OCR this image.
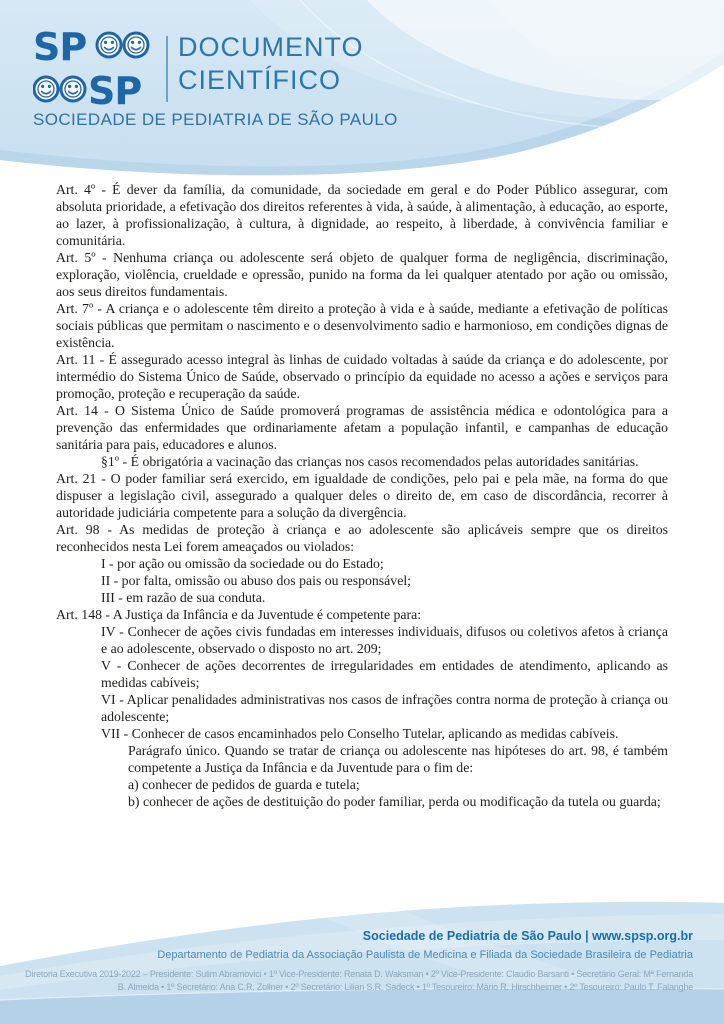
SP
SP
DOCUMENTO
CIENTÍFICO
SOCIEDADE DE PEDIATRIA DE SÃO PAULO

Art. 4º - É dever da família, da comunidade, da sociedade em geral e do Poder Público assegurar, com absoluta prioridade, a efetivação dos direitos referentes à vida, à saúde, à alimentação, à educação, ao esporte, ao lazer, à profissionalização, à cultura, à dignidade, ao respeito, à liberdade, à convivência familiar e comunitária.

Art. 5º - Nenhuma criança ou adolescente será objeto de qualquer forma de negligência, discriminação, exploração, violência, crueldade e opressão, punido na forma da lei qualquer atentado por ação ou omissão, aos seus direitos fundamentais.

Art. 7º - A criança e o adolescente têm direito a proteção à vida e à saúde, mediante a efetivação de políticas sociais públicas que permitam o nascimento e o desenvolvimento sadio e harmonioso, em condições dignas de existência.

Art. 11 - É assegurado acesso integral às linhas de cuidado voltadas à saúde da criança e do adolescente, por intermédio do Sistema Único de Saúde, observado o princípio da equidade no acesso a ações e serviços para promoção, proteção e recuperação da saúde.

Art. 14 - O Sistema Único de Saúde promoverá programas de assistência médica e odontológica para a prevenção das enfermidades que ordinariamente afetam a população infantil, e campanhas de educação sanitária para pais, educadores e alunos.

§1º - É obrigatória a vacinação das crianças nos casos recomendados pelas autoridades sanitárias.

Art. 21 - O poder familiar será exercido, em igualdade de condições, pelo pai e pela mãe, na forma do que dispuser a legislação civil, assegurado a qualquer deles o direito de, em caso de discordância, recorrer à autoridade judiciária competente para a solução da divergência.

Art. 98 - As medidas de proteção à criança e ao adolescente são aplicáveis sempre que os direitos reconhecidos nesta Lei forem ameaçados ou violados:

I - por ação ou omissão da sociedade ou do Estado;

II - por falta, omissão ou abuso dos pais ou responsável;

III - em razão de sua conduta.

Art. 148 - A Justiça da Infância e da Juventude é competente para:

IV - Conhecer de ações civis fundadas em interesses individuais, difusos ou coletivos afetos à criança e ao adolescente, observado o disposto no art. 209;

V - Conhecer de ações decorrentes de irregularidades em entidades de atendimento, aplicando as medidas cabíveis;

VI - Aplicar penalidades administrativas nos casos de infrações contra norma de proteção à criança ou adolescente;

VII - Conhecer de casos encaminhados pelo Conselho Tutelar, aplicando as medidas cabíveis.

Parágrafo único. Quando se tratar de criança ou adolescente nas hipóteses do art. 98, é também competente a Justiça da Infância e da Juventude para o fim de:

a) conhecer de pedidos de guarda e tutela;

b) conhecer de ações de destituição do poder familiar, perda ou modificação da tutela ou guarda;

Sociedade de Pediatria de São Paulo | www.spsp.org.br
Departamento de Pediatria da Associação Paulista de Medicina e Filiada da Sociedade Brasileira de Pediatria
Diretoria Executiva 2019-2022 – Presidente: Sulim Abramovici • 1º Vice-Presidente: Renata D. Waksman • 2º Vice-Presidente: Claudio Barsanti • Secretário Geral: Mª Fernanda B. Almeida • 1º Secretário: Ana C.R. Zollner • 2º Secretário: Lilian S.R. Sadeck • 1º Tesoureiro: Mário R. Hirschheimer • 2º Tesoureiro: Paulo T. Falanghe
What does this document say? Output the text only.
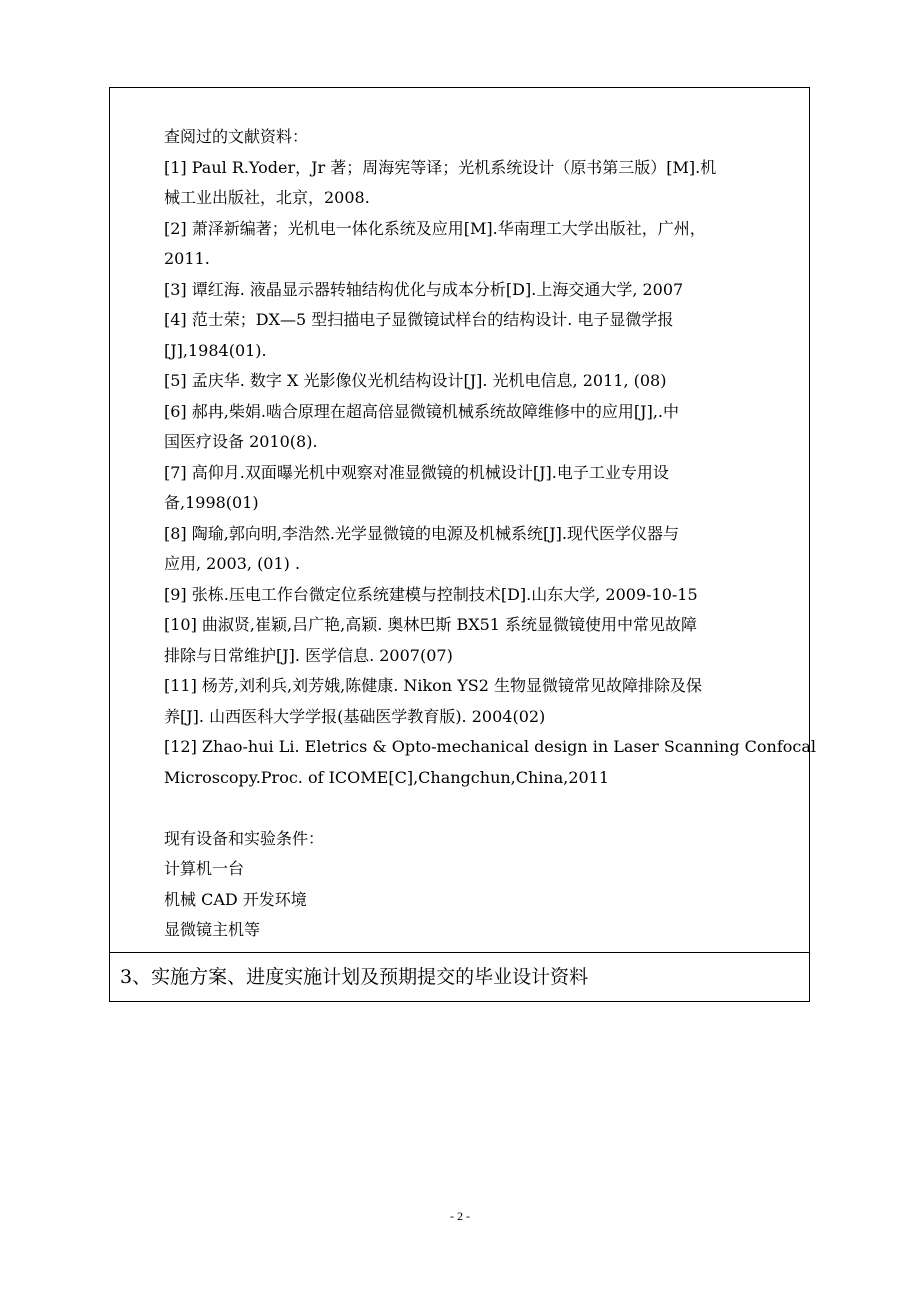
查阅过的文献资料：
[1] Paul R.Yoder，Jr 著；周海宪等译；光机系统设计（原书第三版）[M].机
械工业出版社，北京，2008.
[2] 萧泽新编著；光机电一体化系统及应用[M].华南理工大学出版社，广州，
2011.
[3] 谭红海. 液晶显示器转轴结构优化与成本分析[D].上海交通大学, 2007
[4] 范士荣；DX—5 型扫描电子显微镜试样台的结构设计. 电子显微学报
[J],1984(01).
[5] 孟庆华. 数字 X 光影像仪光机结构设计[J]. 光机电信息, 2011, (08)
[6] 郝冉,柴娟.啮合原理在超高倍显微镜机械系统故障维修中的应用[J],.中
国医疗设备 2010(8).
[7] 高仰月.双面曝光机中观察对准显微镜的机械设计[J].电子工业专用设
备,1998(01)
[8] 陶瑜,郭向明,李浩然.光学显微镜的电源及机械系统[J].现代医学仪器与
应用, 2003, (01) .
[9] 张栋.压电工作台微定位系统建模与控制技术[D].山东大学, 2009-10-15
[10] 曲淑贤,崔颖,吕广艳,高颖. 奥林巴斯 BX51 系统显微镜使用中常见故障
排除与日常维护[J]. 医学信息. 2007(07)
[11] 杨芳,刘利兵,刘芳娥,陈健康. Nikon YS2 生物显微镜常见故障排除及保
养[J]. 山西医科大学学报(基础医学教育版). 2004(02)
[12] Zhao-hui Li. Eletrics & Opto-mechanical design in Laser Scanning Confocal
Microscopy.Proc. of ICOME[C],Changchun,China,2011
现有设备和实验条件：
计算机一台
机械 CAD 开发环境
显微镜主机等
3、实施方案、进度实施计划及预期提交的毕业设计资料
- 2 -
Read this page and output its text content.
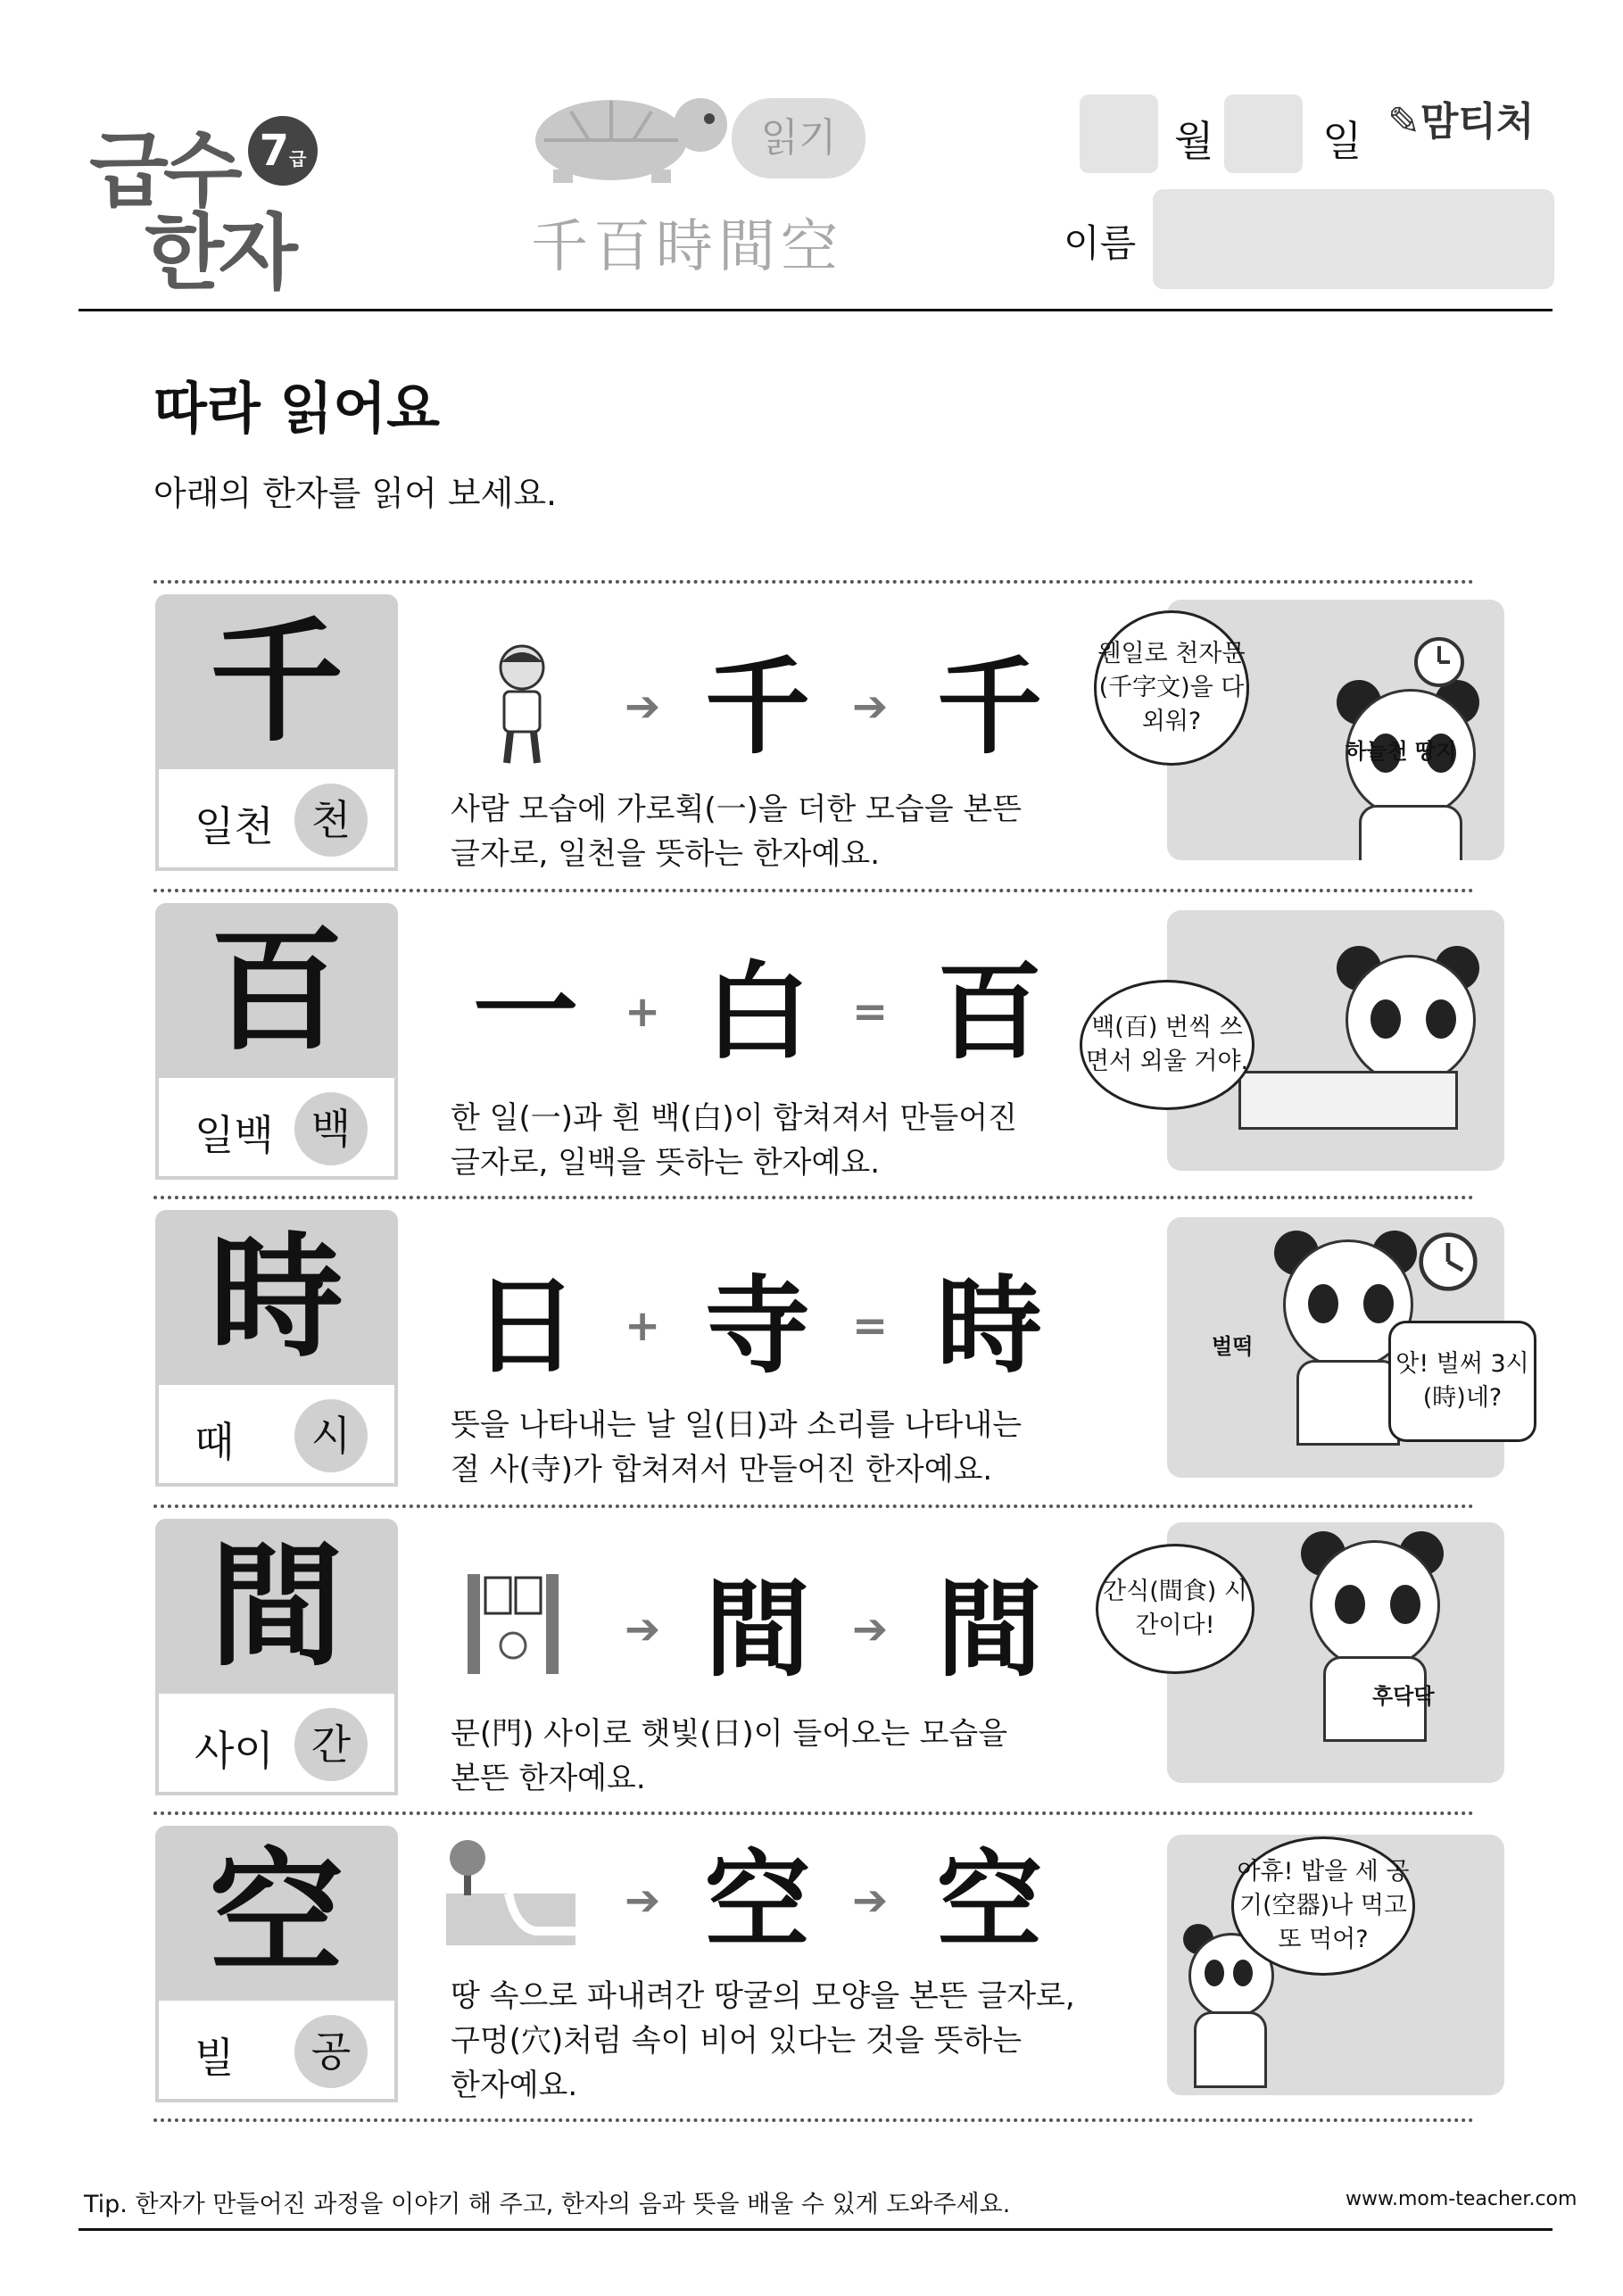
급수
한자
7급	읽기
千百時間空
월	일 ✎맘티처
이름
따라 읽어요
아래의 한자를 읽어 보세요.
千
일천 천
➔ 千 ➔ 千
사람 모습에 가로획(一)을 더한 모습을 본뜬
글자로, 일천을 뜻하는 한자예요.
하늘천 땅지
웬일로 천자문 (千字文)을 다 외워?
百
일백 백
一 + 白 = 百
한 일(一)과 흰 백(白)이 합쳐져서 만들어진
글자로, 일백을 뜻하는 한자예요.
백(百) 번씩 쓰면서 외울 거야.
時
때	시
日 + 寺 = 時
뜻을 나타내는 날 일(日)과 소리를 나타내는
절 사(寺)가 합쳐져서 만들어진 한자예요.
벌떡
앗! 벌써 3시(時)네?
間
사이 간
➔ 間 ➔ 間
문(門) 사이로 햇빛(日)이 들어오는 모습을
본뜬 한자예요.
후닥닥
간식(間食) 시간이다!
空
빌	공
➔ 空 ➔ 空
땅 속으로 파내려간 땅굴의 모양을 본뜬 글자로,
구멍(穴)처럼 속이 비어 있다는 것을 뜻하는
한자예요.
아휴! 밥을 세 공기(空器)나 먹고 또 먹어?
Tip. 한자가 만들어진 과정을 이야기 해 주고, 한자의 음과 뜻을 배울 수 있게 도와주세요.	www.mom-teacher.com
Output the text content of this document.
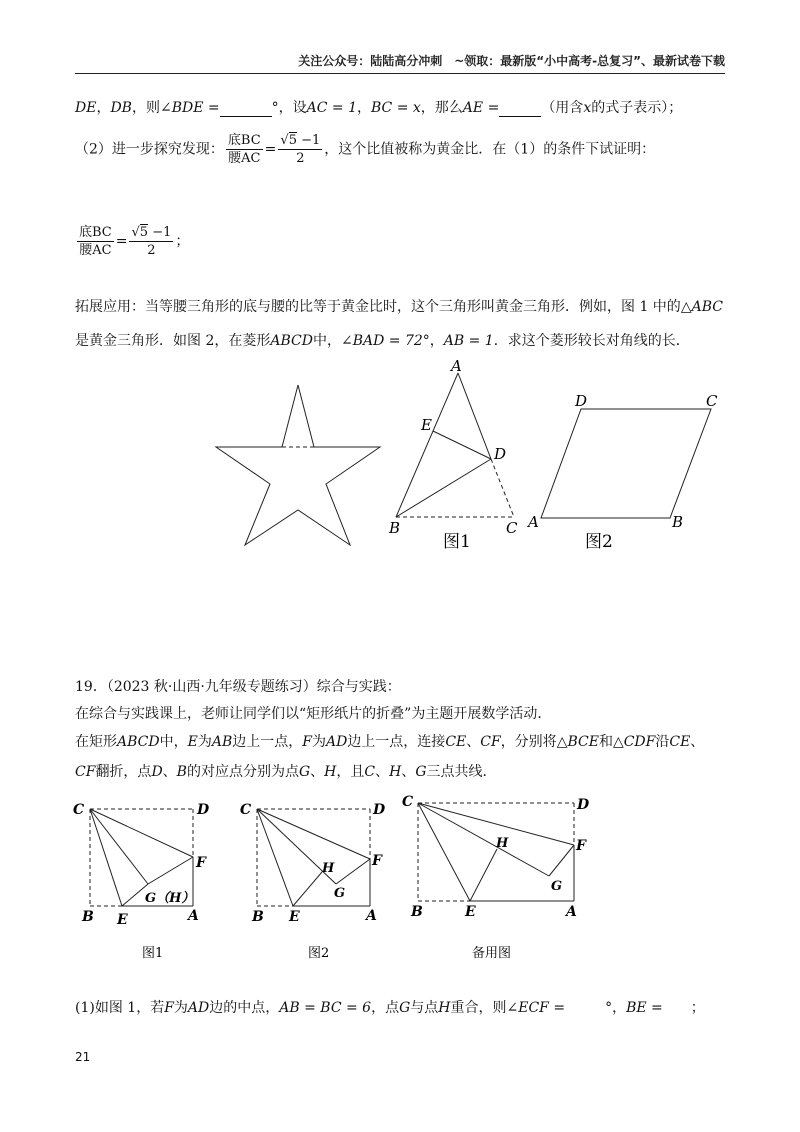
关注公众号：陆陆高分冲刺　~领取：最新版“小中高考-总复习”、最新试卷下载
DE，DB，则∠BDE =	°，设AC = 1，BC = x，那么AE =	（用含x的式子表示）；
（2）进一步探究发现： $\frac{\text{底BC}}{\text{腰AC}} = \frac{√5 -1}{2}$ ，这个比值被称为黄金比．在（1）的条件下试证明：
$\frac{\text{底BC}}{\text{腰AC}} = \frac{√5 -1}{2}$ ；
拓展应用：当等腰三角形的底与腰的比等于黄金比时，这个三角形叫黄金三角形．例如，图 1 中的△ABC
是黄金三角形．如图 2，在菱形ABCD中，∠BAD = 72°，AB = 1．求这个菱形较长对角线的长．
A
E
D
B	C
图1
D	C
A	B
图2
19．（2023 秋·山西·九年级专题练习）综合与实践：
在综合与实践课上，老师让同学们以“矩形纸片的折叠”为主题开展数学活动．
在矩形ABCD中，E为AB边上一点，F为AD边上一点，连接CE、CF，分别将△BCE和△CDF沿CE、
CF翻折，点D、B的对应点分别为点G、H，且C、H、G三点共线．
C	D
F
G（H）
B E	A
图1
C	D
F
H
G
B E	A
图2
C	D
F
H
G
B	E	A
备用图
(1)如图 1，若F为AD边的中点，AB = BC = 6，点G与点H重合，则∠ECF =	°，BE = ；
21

· · · · ·

## Given request
Determine how many lines of the listing above include the word "medidas", and report that number only.

## Reply
3